» WORK TO BE COMPLETED
Find the lines that contain the word "label" and copy each one.

————

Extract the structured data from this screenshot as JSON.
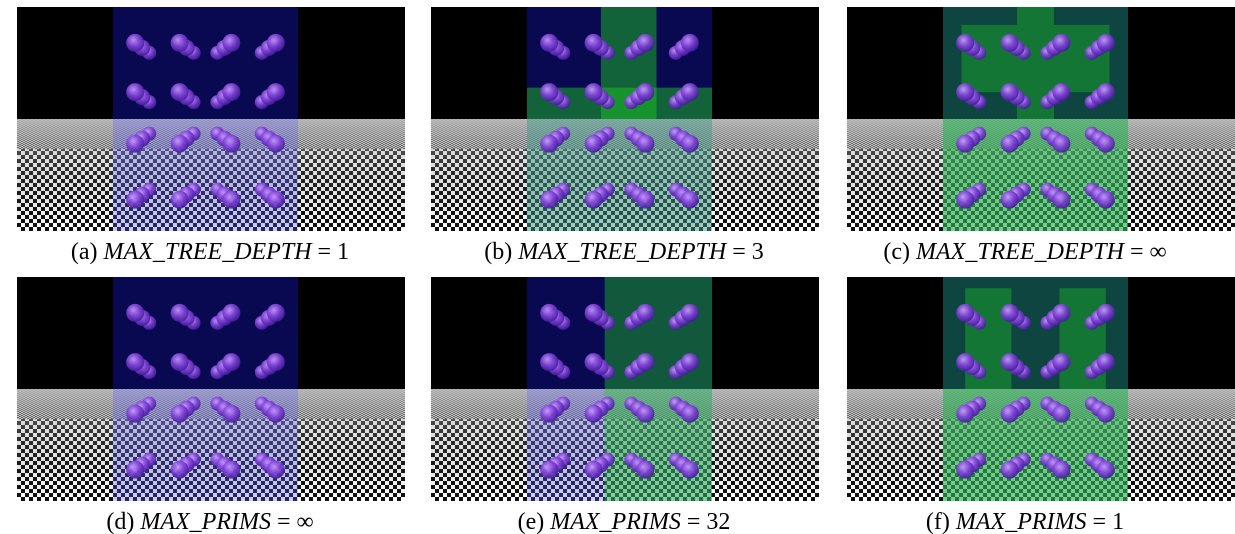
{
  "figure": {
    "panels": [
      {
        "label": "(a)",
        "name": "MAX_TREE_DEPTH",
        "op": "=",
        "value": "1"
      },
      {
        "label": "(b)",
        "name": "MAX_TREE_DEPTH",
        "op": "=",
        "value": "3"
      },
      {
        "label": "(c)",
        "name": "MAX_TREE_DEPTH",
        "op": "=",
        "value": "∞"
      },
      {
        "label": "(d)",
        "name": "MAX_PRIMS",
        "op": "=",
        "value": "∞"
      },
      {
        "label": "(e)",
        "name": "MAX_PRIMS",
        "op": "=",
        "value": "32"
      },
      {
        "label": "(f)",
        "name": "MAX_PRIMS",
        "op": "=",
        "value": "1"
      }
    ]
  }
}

————

» RESPONSE TO THE EXERCISE
        "label": "(a)",
        "label": "(b)",
        "label": "(c)",
        "label": "(d)",
        "label": "(e)",
        "label": "(f)",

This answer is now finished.